* TASKS
- a) According to the news excerpt on Brown University and the Pokanoket tribe, on what date did the tribe's standoff with the university begin?
- b) Extend the news excerpt on Brown University's agreement with the Pokanoket tribe, picking up right after its last sentence.

* TEXT PROVIDED
BEGIN

Brown University has agreed to protect "sacred" Native American lands on its Rhode Island campus as part of a deal to end a monthlong occupation of the land by the Pokanoket tribe.

The tribe vacated its encampment on the 375 acres in Bristol—land that Brown acquired in the 1950s and now houses a museum—after the university agreed to preserve the land in trust for the tribe, which considers it "spiritual high grounds."

The agreement ends a standoff with the Pokanoket, which began on August 20, when the tribe set up an encampment around the museum, created a roadblock onto the property and marched on campus. The tribe claims the university is on its land, which marks the site of King Philip's beheading in 1676. University officials previously stated that the university had maintained its legal right to the property for more than 60 years.

Members of the #Pokanoket tribe in #RhodeIsland occupy & claim @BrownUniversity Haffenreffer property in #Bristol #WPRO pic.twitter.com/d91Pj3z09C

— Steve Klamkin (@NewsProvidence) August 21, 2017

In the agreement, the university acknowledged the land as sacred, agreed to support the tribe as it manages the trust, and launched a cultural survey to decide on the boundaries of the land.

END

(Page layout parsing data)
BEGIN

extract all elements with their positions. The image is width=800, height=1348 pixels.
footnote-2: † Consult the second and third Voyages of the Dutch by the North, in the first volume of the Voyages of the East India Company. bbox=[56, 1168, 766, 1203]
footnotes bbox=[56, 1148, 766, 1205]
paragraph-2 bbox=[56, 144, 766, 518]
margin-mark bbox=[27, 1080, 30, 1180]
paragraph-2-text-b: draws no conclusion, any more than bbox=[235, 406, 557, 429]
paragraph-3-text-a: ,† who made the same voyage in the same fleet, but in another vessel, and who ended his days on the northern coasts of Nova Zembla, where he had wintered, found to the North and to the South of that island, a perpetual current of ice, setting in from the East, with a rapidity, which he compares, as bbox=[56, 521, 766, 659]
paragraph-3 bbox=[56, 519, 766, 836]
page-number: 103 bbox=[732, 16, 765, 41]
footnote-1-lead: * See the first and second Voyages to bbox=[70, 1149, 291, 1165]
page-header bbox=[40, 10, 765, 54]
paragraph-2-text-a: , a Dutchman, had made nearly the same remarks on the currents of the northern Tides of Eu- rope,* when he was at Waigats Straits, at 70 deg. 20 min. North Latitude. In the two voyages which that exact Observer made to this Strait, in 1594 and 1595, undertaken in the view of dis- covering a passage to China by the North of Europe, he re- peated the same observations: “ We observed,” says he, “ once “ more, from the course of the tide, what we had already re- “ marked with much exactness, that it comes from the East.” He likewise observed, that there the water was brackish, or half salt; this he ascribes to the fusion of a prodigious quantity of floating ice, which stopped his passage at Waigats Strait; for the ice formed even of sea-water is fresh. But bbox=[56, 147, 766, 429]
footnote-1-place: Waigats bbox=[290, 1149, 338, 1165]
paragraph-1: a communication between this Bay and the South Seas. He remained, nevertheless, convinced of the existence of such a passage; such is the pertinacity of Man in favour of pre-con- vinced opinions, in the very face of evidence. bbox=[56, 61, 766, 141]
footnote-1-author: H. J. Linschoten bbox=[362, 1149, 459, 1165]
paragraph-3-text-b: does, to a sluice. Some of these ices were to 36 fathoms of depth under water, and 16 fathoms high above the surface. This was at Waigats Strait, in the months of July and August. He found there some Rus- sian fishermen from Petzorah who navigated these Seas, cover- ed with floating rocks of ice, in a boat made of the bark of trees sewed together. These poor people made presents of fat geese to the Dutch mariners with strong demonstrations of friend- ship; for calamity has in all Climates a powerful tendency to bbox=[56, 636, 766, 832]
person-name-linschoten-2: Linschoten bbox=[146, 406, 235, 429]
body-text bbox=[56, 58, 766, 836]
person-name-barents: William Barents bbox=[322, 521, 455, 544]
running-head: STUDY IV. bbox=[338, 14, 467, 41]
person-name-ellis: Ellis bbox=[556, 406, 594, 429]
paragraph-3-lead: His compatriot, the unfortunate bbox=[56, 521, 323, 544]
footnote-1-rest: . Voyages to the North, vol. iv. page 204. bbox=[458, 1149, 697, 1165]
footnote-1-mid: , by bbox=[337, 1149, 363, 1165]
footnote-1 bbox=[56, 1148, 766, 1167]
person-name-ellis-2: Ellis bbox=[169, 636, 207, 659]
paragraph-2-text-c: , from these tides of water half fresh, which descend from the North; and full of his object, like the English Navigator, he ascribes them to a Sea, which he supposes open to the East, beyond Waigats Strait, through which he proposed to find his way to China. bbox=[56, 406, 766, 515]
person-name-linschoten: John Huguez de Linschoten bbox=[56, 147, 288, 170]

END

* EXERCISE ANSWERS
- a) August 20

- b)
The property was donated by a wealthy family to the university in the 1950s and is now occupied by the Haffenreffer Museum of Anthropology.

"Brown is confident that the parties will work together because there is a strong common interest in preserving this historic land for generations to come," Russell Carey, executive vice president for planning and policy at Brown, and the principal negotiator for the University, said in a statement.

The Brown agreement comes after several colleges and universities have begun to acknowledge the darker historical implications on which their campuses were constructed. Several Ivy League institutions have already come forward to address their relationships to slavery. Brown, for example, found that the university had financially benefited from the so-called "peculiar institution."